Written instruction:
Which lines contain the string "image"? Please list every one of them.

══ Given data

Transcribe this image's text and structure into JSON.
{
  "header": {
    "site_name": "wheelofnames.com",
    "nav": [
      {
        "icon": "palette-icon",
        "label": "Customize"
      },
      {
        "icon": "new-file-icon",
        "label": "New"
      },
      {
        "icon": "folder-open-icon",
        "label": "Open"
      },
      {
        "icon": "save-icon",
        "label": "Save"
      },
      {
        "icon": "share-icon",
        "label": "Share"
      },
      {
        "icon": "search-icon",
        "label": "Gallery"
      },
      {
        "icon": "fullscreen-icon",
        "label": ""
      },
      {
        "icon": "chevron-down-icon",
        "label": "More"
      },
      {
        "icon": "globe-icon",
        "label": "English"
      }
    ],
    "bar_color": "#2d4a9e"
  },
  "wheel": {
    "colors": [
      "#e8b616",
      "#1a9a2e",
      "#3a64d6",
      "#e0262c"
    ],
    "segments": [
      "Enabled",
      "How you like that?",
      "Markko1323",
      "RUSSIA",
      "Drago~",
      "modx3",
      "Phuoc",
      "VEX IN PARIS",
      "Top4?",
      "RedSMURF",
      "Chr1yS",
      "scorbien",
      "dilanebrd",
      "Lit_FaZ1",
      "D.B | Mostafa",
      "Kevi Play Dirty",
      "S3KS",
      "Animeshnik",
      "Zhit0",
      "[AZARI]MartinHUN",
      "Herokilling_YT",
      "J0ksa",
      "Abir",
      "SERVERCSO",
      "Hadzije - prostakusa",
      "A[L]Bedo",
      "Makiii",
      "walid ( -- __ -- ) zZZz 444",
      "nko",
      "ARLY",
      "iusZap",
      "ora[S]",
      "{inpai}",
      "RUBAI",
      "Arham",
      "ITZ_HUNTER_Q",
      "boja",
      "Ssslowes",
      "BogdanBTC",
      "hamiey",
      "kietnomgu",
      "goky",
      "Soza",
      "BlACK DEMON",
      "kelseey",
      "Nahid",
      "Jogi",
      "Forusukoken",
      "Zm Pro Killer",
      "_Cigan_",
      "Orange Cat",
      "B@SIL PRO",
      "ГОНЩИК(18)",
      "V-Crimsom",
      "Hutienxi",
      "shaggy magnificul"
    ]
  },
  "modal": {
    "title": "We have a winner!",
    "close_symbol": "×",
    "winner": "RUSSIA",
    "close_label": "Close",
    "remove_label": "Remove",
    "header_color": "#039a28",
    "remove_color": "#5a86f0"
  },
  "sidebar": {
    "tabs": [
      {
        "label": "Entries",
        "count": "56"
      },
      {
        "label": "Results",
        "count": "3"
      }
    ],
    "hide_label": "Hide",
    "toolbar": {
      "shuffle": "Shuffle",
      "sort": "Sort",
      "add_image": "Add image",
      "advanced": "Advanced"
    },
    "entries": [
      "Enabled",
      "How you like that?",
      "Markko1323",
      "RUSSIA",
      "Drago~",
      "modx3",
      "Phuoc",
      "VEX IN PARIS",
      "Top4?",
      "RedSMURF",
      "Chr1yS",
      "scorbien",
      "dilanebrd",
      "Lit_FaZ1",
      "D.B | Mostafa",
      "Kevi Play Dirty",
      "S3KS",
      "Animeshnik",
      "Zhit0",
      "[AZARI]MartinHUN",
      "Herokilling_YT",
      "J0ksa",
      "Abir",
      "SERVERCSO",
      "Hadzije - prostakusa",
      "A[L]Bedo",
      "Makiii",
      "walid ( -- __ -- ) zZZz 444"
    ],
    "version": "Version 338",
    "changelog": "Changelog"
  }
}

════

Response to the exercise:
Transcribe this image's text and structure into JSON.
      "add_image": "Add image",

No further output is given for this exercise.